▶ [Records provided]:
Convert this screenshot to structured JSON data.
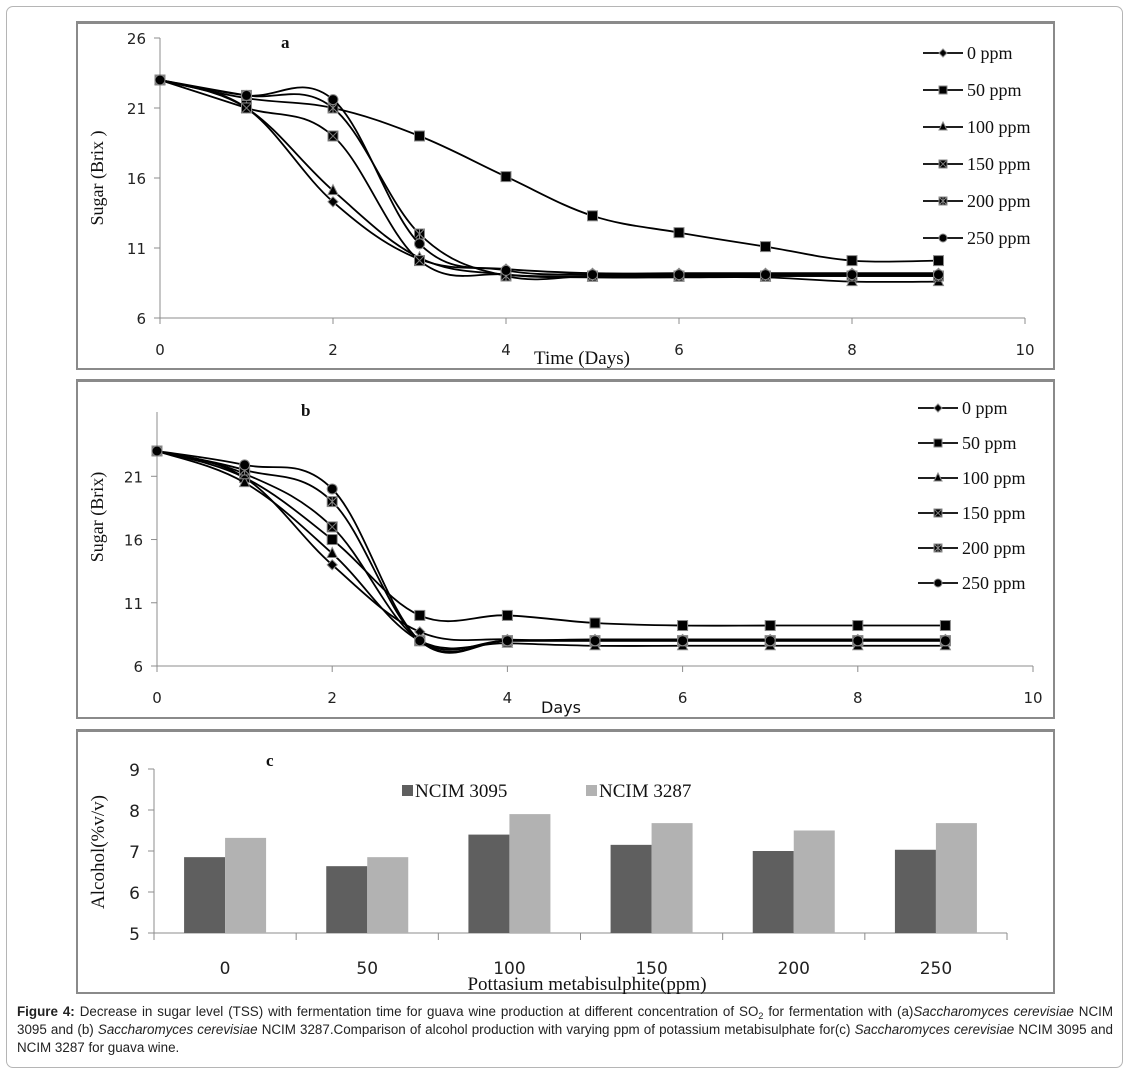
{
  "chart_data": [
    {
      "type": "line",
      "panel_label": "a",
      "title": "",
      "xlabel": "Time (Days)",
      "ylabel": "Sugar (Brix )",
      "xlim": [
        0,
        10
      ],
      "ylim": [
        6,
        26
      ],
      "xticks": [
        "0",
        "2",
        "4",
        "6",
        "8",
        "10"
      ],
      "yticks": [
        "6",
        "11",
        "16",
        "21",
        "26"
      ],
      "grid": false,
      "legend_position": "top-right",
      "x": [
        0,
        1,
        2,
        3,
        4,
        5,
        6,
        7,
        8,
        9
      ],
      "series": [
        {
          "name": "0 ppm",
          "marker": "diamond",
          "values": [
            23,
            21,
            14.3,
            10.2,
            9.5,
            9.2,
            9.2,
            9.2,
            9.2,
            9.2
          ]
        },
        {
          "name": "50 ppm",
          "marker": "square",
          "values": [
            23,
            21.7,
            21,
            19,
            16.1,
            13.3,
            12.1,
            11.1,
            10.1,
            10.1
          ]
        },
        {
          "name": "100 ppm",
          "marker": "triangle",
          "values": [
            23,
            21,
            15.1,
            10.3,
            9.1,
            8.9,
            8.9,
            8.9,
            8.6,
            8.6
          ]
        },
        {
          "name": "150 ppm",
          "marker": "square-x",
          "values": [
            23,
            21,
            19,
            10.1,
            9.1,
            9.0,
            9.0,
            9.0,
            9.0,
            9.0
          ]
        },
        {
          "name": "200 ppm",
          "marker": "square-star",
          "values": [
            23,
            21.9,
            21,
            12,
            9.0,
            9.0,
            9.0,
            9.0,
            9.0,
            9.0
          ]
        },
        {
          "name": "250 ppm",
          "marker": "circle",
          "values": [
            23,
            21.9,
            21.6,
            11.3,
            9.4,
            9.1,
            9.1,
            9.1,
            9.1,
            9.1
          ]
        }
      ]
    },
    {
      "type": "line",
      "panel_label": "b",
      "title": "",
      "xlabel": "Days",
      "ylabel": "Sugar (Brix)",
      "xlim": [
        0,
        10
      ],
      "ylim": [
        6,
        23
      ],
      "xticks": [
        "0",
        "2",
        "4",
        "6",
        "8",
        "10"
      ],
      "yticks": [
        "6",
        "11",
        "16",
        "21"
      ],
      "grid": false,
      "legend_position": "top-right",
      "x": [
        0,
        1,
        2,
        3,
        4,
        5,
        6,
        7,
        8,
        9
      ],
      "series": [
        {
          "name": "0 ppm",
          "marker": "diamond",
          "values": [
            23,
            20.9,
            14,
            8.7,
            8.1,
            8.1,
            8.1,
            8.1,
            8.1,
            8.1
          ]
        },
        {
          "name": "50 ppm",
          "marker": "square",
          "values": [
            23,
            20.9,
            16,
            10,
            10,
            9.4,
            9.2,
            9.2,
            9.2,
            9.2
          ]
        },
        {
          "name": "100 ppm",
          "marker": "triangle",
          "values": [
            23,
            20.5,
            14.9,
            8.0,
            7.8,
            7.6,
            7.6,
            7.6,
            7.6,
            7.6
          ]
        },
        {
          "name": "150 ppm",
          "marker": "square-x",
          "values": [
            23,
            21.2,
            17,
            8.0,
            8.0,
            8.0,
            8.0,
            8.0,
            8.0,
            8.0
          ]
        },
        {
          "name": "200 ppm",
          "marker": "square-star",
          "values": [
            23,
            21.5,
            19,
            8.0,
            8.0,
            8.0,
            8.0,
            8.0,
            8.0,
            8.0
          ]
        },
        {
          "name": "250 ppm",
          "marker": "circle",
          "values": [
            23,
            21.9,
            20,
            8.0,
            8.0,
            8.0,
            8.0,
            8.0,
            8.0,
            8.0
          ]
        }
      ]
    },
    {
      "type": "bar",
      "panel_label": "c",
      "title": "",
      "xlabel": "Pottasium metabisulphite(ppm)",
      "ylabel": "Alcohol(%v/v)",
      "categories": [
        "0",
        "50",
        "100",
        "150",
        "200",
        "250"
      ],
      "ylim": [
        5,
        9
      ],
      "yticks": [
        "5",
        "6",
        "7",
        "8",
        "9"
      ],
      "grid": false,
      "legend_position": "top",
      "series": [
        {
          "name": "NCIM 3095",
          "color": "#5f5f5f",
          "values": [
            6.85,
            6.63,
            7.4,
            7.15,
            7.0,
            7.03
          ]
        },
        {
          "name": "NCIM 3287",
          "color": "#b2b2b2",
          "values": [
            7.32,
            6.85,
            7.9,
            7.68,
            7.5,
            7.68
          ]
        }
      ]
    }
  ],
  "caption": {
    "label": "Figure 4:",
    "part1": " Decrease in sugar level (TSS) with fermentation time for guava wine production at different concentration of SO",
    "sub": "2",
    "part2": " for fermentation with (a)",
    "italic1": "Saccharomyces cerevisiae",
    "part3": " NCIM 3095 and (b) ",
    "italic2": "Saccharomyces cerevisiae",
    "part4": " NCIM 3287.Comparison of alcohol production with varying ppm of potassium metabisulphate for(c) ",
    "italic3": "Saccharomyces cerevisiae",
    "part5": " NCIM 3095 and NCIM 3287 for guava wine."
  }
}
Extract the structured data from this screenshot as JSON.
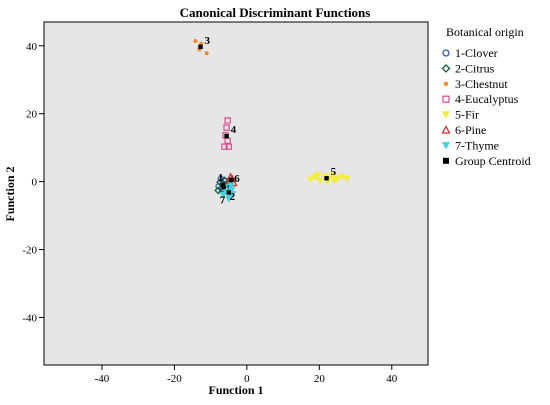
{
  "chart_data": {
    "type": "scatter",
    "title": "Canonical Discriminant Functions",
    "xlabel": "Function 1",
    "ylabel": "Function 2",
    "xlim": [
      -56,
      50
    ],
    "ylim": [
      -54,
      47
    ],
    "xticks": [
      -40,
      -20,
      0,
      20,
      40
    ],
    "yticks": [
      -40,
      -20,
      0,
      20,
      40
    ],
    "tick_labels_x": [
      "-40",
      "-20",
      "0",
      "20",
      "40"
    ],
    "tick_labels_y": [
      "-40",
      "-20",
      "0",
      "20",
      "40"
    ],
    "grid": false,
    "plot_background": "#e6e6e6",
    "legend": {
      "title": "Botanical origin",
      "placement": "right"
    },
    "series": [
      {
        "name": "1-Clover",
        "marker": "circle",
        "color": "#2e5ea8",
        "points": [
          [
            -7.2,
            0.8
          ],
          [
            -6.6,
            -0.6
          ],
          [
            -7.8,
            -1.4
          ],
          [
            -6.0,
            0.2
          ],
          [
            -6.9,
            -2.2
          ],
          [
            -5.4,
            -0.9
          ]
        ]
      },
      {
        "name": "2-Citrus",
        "marker": "diamond",
        "color": "#0f5f3a",
        "points": [
          [
            -6.6,
            -1.1
          ],
          [
            -7.4,
            -0.2
          ],
          [
            -5.8,
            -1.9
          ],
          [
            -6.2,
            0.4
          ],
          [
            -7.9,
            -2.6
          ],
          [
            -5.2,
            -0.4
          ],
          [
            -6.7,
            -3.0
          ]
        ]
      },
      {
        "name": "3-Chestnut",
        "marker": "circle",
        "color": "#f08a24",
        "points": [
          [
            -14.2,
            41.4
          ],
          [
            -12.6,
            40.6
          ],
          [
            -11.1,
            37.8
          ],
          [
            -13.1,
            38.9
          ]
        ]
      },
      {
        "name": "4-Eucalyptus",
        "marker": "square",
        "color": "#d94c8b",
        "points": [
          [
            -5.3,
            18.0
          ],
          [
            -5.6,
            15.9
          ],
          [
            -6.2,
            10.3
          ],
          [
            -5.0,
            10.3
          ],
          [
            -5.9,
            13.6
          ],
          [
            -5.3,
            12.0
          ]
        ]
      },
      {
        "name": "5-Fir",
        "marker": "triangle-down",
        "color": "#f4ee36",
        "points": [
          [
            17.6,
            0.6
          ],
          [
            18.8,
            1.4
          ],
          [
            20.2,
            0.3
          ],
          [
            21.6,
            1.6
          ],
          [
            22.7,
            0.8
          ],
          [
            23.8,
            1.9
          ],
          [
            25.0,
            0.9
          ],
          [
            26.3,
            1.4
          ],
          [
            27.6,
            0.9
          ],
          [
            19.6,
            1.9
          ],
          [
            22.3,
            0.0
          ],
          [
            24.3,
            0.2
          ]
        ]
      },
      {
        "name": "6-Pine",
        "marker": "triangle",
        "color": "#c0352e",
        "points": [
          [
            -4.1,
            0.9
          ],
          [
            -4.9,
            0.2
          ],
          [
            -3.7,
            -0.4
          ],
          [
            -4.5,
            1.4
          ]
        ]
      },
      {
        "name": "7-Thyme",
        "marker": "triangle-down",
        "color": "#3fd4e0",
        "points": [
          [
            -5.6,
            -3.1
          ],
          [
            -4.7,
            -4.3
          ],
          [
            -6.1,
            -1.6
          ],
          [
            -4.2,
            -2.4
          ],
          [
            -5.0,
            -5.1
          ],
          [
            -3.9,
            -3.6
          ],
          [
            -6.5,
            -3.9
          ],
          [
            -4.4,
            -1.1
          ]
        ]
      }
    ],
    "centroids": {
      "name": "Group Centroid",
      "marker": "square",
      "color": "#000000",
      "points": [
        {
          "label": "1",
          "x": -6.6,
          "y": -1.0
        },
        {
          "label": "2",
          "x": -6.4,
          "y": -1.6
        },
        {
          "label": "3",
          "x": -12.8,
          "y": 39.7
        },
        {
          "label": "4",
          "x": -5.6,
          "y": 13.4
        },
        {
          "label": "5",
          "x": 22.0,
          "y": 1.0
        },
        {
          "label": "6",
          "x": -4.3,
          "y": 0.5
        },
        {
          "label": "7",
          "x": -5.0,
          "y": -3.2
        }
      ]
    }
  }
}
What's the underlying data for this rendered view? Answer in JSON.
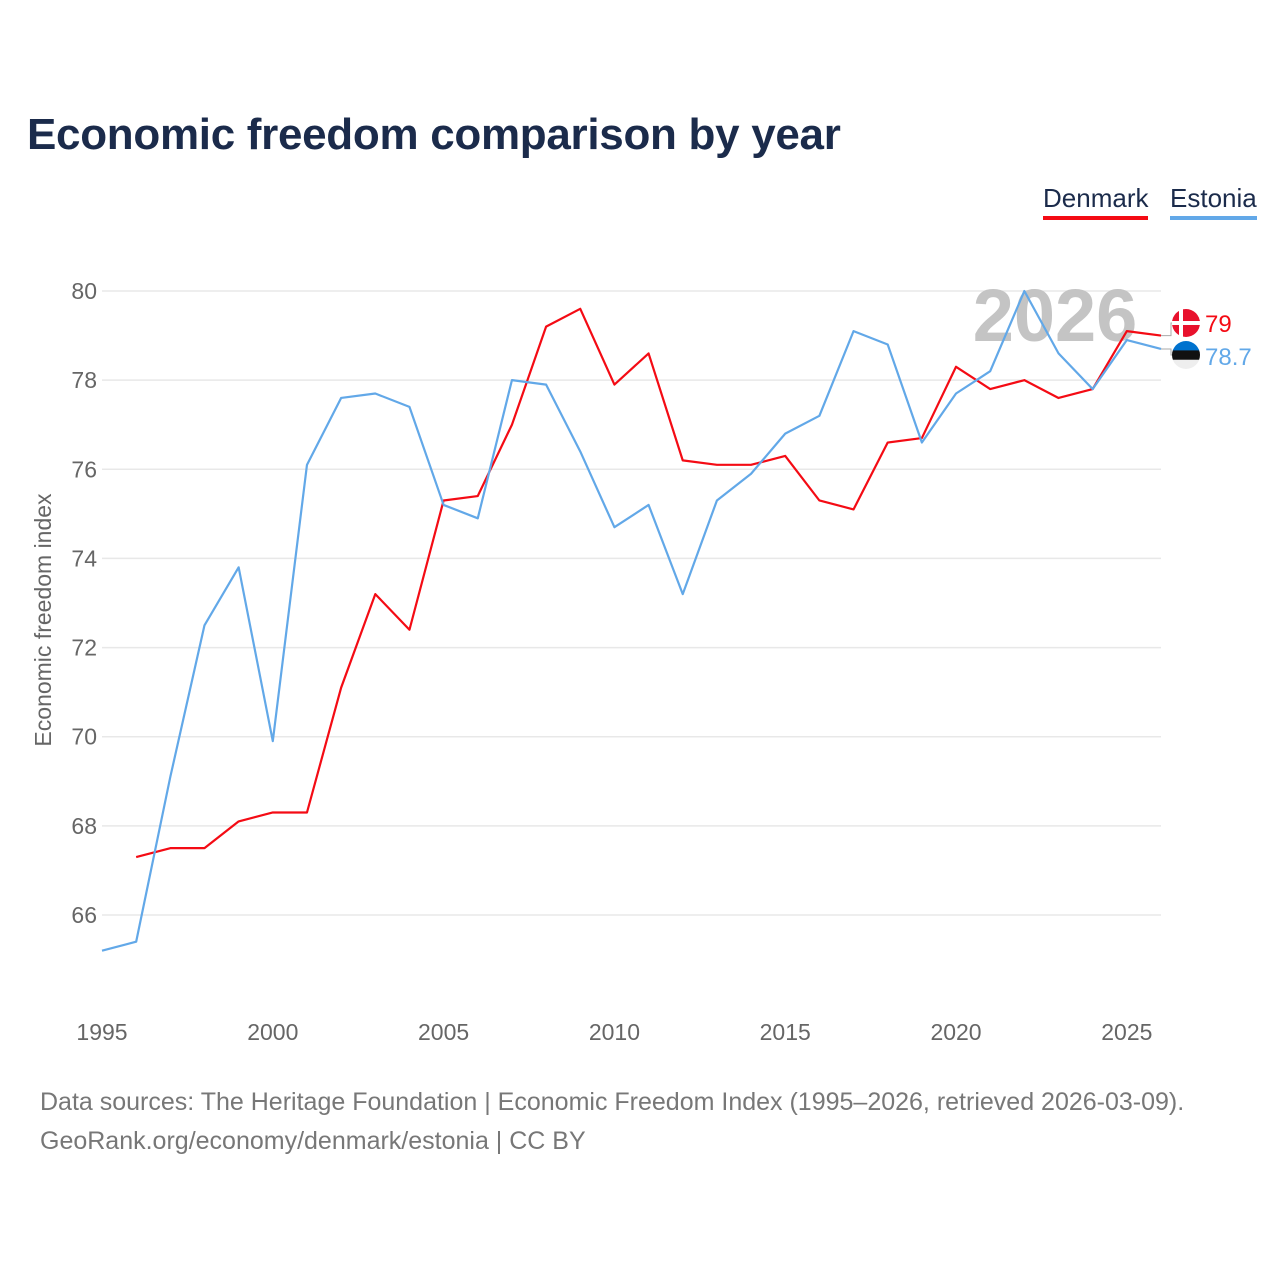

▶ [Work to be completed]: Pick out each line above that includes "Saccharomyces" and show it.

▶ [Answer to this exercise]:
    "italic1": "Saccharomyces cerevisiae",
    "italic2": "Saccharomyces cerevisiae",
    "italic3": "Saccharomyces cerevisiae",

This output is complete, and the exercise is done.